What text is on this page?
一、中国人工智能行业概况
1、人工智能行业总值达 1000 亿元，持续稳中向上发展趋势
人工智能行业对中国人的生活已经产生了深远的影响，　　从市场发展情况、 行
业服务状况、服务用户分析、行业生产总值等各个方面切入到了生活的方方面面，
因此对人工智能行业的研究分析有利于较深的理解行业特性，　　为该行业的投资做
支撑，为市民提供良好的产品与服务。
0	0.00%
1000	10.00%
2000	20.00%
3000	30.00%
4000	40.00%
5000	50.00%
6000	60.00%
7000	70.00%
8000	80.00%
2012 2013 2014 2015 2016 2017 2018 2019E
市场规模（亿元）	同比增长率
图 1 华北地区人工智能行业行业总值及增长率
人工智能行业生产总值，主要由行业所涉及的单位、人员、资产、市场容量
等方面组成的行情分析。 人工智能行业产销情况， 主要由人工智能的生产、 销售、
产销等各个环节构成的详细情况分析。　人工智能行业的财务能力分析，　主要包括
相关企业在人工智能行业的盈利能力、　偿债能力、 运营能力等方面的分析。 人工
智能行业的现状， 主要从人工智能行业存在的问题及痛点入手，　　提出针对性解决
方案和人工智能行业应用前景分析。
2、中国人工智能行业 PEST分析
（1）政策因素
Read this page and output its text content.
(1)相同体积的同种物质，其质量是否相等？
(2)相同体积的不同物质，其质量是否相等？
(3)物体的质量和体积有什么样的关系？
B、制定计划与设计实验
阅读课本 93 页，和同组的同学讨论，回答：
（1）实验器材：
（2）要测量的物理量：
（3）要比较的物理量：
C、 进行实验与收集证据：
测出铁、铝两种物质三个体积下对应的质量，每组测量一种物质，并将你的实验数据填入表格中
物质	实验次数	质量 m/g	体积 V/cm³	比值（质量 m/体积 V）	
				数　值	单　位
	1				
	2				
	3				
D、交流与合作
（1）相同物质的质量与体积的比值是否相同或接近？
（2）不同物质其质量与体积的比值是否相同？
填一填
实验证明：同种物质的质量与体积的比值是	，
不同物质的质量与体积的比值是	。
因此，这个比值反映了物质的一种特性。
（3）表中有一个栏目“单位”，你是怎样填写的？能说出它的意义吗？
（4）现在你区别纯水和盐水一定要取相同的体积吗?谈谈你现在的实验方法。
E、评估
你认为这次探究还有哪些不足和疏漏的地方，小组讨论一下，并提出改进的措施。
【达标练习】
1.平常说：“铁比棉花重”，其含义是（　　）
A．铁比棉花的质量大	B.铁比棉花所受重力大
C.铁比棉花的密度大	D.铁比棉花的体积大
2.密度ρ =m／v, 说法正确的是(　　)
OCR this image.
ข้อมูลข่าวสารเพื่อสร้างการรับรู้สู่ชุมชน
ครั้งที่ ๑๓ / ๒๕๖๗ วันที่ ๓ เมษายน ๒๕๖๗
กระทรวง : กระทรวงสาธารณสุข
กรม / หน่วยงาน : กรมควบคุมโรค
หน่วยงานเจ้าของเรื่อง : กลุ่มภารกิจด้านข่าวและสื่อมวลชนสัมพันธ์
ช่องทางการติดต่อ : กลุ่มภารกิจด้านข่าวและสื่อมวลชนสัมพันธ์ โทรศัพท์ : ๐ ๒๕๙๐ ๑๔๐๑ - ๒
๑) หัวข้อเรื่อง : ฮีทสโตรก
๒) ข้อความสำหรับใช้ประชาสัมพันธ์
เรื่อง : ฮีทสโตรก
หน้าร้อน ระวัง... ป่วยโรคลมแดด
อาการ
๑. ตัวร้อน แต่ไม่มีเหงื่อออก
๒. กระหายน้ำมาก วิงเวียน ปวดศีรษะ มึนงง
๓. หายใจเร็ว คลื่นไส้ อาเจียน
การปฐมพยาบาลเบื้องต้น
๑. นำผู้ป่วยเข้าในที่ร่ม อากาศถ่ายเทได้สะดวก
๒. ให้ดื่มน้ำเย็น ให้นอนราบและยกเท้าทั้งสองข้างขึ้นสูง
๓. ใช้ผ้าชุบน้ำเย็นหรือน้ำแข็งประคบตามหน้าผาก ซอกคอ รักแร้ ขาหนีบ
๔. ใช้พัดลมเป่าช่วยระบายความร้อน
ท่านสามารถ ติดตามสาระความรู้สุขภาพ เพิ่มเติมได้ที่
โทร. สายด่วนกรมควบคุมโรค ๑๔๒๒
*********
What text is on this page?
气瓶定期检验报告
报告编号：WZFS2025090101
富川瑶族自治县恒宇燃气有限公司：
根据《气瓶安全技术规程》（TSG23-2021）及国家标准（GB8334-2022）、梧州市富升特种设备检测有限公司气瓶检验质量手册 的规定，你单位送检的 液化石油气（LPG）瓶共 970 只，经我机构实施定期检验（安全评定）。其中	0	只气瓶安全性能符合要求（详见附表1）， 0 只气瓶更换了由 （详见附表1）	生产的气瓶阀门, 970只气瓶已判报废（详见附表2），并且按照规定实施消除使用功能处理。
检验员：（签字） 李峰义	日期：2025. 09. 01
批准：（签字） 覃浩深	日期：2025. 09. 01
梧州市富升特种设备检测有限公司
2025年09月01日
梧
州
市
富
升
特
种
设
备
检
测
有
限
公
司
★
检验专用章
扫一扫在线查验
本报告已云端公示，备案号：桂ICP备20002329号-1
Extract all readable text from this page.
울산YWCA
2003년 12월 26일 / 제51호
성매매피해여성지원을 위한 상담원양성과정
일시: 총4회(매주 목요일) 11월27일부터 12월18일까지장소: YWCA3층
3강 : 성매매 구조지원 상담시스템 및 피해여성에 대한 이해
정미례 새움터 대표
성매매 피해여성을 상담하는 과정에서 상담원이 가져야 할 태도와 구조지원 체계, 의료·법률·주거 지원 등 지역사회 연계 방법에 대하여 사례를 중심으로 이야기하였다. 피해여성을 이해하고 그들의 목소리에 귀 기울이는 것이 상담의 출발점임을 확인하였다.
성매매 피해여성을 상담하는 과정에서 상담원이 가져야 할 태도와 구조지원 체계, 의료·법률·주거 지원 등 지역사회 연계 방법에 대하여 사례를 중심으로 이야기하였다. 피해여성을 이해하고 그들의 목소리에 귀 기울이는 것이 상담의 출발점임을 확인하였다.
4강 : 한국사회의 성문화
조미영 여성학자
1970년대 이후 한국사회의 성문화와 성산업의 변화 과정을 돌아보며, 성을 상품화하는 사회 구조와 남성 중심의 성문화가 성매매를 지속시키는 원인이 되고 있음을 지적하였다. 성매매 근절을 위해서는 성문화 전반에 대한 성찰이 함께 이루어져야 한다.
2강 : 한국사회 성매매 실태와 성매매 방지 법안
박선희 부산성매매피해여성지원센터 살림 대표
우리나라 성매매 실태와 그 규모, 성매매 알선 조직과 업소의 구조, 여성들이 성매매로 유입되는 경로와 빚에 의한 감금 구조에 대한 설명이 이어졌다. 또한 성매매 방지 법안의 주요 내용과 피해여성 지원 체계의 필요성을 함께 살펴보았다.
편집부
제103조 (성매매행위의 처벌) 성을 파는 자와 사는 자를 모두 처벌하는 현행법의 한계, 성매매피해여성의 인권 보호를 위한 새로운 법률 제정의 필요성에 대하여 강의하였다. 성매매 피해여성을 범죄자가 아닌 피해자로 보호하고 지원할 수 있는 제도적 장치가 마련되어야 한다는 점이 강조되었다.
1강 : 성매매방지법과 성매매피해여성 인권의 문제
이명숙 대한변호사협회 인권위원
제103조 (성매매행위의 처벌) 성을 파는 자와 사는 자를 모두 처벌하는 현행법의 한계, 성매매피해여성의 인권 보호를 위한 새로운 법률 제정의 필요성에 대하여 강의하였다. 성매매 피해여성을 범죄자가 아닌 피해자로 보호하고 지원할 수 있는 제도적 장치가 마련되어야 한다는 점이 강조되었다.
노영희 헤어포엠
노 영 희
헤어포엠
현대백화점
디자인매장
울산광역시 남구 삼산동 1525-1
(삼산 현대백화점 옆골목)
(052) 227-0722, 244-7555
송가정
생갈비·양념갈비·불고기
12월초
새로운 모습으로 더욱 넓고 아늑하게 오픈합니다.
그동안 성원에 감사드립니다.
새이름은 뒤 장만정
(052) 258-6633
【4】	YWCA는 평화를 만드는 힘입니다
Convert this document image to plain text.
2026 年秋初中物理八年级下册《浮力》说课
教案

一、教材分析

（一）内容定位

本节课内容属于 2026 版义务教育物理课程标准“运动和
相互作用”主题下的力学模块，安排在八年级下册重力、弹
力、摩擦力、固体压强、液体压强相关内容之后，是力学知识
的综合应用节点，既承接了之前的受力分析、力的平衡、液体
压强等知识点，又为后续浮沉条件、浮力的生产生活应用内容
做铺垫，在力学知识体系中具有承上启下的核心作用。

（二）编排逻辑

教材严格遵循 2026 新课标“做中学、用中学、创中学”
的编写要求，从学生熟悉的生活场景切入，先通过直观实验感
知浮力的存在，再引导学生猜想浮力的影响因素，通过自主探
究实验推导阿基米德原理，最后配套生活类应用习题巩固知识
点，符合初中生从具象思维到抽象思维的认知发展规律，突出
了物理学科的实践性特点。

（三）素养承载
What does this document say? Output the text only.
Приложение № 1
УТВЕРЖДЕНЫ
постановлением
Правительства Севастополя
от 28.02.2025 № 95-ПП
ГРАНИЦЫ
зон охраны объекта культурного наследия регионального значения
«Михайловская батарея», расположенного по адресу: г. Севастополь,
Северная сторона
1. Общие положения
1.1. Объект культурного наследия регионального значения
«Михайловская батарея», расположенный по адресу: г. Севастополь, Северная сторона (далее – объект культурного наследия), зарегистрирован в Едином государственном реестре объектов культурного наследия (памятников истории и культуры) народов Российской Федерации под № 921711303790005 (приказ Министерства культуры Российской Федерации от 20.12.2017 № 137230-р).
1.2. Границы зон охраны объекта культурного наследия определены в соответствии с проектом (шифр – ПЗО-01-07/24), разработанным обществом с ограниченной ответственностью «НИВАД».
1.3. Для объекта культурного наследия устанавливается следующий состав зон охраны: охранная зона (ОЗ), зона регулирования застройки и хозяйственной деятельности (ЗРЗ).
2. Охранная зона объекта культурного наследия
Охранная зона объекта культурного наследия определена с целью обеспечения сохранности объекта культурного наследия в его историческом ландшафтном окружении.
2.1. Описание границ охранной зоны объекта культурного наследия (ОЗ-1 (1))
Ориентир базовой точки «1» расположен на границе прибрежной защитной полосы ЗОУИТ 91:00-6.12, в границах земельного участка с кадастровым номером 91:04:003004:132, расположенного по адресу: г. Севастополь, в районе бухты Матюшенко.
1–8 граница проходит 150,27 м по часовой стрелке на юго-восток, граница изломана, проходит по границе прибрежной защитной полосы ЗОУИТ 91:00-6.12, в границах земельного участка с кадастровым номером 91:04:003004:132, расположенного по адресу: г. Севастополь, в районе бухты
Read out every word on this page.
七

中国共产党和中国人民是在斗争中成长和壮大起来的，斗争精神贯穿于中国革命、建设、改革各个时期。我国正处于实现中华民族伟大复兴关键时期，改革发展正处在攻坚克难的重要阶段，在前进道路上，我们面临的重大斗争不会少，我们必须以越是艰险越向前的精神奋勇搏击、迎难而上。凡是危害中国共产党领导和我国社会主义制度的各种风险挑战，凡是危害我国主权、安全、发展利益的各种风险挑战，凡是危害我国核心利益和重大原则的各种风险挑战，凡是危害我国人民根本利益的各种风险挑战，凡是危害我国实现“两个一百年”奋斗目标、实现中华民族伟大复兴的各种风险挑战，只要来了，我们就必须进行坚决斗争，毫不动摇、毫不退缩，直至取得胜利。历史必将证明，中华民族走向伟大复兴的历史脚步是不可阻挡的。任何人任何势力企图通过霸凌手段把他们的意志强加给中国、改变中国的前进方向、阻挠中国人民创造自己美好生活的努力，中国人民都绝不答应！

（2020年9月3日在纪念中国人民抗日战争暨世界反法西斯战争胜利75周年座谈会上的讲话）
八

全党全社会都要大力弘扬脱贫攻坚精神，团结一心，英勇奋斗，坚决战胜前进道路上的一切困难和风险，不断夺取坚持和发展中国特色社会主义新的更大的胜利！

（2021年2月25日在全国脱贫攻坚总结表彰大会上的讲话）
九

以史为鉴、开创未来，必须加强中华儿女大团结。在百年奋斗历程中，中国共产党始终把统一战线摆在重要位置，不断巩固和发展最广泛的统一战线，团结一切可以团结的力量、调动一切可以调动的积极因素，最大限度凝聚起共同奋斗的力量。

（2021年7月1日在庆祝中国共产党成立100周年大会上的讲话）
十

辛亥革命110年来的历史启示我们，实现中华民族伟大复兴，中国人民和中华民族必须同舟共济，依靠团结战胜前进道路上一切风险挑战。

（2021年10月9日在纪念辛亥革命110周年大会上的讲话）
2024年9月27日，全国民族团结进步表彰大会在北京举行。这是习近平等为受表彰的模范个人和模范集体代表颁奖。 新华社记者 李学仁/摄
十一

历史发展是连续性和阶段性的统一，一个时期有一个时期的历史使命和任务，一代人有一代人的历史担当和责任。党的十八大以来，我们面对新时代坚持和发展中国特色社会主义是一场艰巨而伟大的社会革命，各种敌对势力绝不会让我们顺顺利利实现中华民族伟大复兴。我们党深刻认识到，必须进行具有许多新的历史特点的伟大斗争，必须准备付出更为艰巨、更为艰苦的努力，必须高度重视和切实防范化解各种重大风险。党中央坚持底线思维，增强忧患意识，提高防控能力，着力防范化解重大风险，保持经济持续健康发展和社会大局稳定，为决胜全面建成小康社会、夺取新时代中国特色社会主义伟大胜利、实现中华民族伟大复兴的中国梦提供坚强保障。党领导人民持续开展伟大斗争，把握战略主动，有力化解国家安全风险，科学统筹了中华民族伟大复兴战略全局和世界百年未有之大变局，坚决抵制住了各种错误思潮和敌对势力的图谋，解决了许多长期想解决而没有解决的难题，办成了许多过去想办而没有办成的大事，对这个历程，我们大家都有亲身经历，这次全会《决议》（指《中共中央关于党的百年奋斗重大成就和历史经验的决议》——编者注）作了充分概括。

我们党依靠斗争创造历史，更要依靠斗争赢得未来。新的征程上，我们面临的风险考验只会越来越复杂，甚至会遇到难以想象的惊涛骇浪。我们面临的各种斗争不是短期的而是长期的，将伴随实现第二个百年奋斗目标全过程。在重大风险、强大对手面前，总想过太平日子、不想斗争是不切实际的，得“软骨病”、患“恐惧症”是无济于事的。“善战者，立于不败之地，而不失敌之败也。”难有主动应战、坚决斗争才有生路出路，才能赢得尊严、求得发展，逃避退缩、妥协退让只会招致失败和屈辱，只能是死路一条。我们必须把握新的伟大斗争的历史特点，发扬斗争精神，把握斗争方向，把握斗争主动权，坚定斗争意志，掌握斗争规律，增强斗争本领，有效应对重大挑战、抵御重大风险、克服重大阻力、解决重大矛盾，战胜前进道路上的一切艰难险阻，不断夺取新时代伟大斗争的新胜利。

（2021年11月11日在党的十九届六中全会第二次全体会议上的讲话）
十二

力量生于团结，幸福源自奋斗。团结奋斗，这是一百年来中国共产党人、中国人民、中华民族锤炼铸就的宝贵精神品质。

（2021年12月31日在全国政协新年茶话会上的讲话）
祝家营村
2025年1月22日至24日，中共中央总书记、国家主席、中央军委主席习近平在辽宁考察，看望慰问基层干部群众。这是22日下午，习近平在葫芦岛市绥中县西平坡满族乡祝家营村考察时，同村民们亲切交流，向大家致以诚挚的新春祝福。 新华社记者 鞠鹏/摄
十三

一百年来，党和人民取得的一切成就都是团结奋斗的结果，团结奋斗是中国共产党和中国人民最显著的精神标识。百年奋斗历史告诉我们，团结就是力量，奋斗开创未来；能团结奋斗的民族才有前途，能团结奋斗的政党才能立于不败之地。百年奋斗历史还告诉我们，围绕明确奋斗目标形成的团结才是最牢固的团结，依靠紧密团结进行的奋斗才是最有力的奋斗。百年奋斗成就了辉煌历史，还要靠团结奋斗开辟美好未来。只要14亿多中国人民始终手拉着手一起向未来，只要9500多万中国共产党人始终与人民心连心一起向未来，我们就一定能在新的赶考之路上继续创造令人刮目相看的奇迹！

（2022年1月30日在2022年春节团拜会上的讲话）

:: Given exercise ::
For the listing above, give the number of lines in which the string "document" occurs, and nothing else.

:: Reply ::
2